───── Data entries
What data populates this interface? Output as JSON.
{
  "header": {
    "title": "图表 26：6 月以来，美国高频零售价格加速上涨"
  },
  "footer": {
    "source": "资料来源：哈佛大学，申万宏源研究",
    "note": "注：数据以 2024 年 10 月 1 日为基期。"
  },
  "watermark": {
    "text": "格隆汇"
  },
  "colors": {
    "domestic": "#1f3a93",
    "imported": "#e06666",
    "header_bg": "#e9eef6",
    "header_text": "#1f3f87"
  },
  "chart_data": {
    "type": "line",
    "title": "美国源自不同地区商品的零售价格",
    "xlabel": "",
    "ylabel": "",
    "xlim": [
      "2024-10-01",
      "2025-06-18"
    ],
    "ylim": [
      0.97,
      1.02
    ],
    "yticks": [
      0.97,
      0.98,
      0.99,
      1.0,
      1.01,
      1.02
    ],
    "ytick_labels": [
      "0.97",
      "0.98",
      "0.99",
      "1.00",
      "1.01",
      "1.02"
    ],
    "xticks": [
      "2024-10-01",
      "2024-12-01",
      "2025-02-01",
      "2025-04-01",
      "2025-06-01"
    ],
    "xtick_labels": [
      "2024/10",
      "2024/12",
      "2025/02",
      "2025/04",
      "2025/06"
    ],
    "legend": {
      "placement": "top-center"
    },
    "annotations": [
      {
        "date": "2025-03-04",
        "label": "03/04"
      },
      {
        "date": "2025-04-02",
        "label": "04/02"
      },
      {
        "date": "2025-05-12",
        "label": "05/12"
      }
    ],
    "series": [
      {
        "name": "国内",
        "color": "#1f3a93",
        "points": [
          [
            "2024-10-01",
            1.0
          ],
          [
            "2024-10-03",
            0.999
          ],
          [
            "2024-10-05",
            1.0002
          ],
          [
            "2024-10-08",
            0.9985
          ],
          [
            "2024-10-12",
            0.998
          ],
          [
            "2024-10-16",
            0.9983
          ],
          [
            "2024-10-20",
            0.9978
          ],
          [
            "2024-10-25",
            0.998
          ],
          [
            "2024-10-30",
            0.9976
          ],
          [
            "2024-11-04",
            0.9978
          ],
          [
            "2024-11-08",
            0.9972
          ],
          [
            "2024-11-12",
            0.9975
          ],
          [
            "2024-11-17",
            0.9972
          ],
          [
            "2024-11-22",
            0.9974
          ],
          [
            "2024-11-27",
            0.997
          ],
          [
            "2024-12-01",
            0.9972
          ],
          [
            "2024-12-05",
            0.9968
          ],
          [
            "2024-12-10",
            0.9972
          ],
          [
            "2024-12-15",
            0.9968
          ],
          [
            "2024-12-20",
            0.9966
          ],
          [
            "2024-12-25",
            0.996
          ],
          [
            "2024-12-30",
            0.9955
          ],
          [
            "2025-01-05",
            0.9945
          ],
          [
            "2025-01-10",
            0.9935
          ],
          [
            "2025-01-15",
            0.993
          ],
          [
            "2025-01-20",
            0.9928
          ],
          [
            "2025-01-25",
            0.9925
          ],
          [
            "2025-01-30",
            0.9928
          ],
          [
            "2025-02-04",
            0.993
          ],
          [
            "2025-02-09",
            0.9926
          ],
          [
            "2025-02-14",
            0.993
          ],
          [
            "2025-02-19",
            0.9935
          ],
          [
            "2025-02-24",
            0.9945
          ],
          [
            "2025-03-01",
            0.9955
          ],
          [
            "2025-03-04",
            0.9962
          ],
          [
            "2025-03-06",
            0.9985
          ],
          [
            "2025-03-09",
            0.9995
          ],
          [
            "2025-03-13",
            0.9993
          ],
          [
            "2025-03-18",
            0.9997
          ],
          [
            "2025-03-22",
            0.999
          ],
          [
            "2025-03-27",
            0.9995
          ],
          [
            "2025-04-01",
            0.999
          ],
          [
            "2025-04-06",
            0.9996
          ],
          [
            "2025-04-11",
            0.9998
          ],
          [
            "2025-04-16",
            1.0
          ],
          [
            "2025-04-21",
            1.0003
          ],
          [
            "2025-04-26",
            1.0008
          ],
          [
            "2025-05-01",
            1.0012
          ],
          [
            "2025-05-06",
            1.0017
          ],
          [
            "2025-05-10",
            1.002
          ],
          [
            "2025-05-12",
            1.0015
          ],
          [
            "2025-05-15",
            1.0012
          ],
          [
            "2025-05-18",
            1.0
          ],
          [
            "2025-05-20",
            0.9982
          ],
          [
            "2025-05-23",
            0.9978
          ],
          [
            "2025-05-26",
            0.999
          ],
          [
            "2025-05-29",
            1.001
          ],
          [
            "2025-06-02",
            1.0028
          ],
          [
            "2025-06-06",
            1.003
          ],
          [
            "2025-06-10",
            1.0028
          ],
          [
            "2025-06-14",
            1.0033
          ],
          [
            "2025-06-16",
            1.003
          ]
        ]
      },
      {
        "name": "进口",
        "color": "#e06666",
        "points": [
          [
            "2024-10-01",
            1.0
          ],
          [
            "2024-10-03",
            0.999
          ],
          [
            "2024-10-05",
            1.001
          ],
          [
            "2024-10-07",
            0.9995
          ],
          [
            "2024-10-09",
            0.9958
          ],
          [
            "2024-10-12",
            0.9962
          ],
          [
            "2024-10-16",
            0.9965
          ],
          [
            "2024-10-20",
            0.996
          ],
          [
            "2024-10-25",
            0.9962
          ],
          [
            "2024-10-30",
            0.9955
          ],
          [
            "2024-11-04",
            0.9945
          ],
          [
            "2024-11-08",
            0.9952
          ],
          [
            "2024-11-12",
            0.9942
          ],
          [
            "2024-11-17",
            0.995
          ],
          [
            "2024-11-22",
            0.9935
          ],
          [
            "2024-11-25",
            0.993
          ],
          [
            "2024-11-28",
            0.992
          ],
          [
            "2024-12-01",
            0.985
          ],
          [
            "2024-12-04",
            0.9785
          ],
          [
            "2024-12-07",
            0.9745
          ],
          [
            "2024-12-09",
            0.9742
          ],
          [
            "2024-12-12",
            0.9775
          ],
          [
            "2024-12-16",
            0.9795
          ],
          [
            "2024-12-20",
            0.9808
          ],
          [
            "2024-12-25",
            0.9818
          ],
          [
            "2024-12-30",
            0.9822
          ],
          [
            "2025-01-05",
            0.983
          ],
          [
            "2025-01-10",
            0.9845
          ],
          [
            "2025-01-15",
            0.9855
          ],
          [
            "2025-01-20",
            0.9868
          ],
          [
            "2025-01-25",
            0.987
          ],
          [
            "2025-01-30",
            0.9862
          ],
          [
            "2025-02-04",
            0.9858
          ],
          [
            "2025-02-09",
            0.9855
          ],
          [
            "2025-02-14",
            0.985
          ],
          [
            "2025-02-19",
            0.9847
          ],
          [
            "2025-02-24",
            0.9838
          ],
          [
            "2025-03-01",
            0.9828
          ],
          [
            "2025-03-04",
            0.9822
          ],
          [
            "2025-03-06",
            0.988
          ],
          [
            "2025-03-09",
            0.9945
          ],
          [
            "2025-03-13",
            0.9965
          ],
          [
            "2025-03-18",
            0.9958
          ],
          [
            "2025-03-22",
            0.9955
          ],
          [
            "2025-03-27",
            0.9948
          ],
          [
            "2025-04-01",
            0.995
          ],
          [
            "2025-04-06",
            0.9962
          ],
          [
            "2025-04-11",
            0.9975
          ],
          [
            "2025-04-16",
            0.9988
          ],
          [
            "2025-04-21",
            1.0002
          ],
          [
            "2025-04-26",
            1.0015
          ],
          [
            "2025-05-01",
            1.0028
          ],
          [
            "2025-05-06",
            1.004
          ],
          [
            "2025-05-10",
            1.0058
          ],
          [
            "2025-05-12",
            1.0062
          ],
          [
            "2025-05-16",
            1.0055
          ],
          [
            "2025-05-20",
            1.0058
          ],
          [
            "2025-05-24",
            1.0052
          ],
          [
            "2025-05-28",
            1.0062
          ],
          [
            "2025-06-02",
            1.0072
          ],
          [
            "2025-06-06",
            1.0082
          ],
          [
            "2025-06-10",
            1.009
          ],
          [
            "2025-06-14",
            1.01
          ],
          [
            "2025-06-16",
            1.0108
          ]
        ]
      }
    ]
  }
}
──────────
Task details =
Return each line in the records that holds the string "title".

Answer to the exercise =
    "title": "图表 26：6 月以来，美国高频零售价格加速上涨"
    "title": "美国源自不同地区商品的零售价格",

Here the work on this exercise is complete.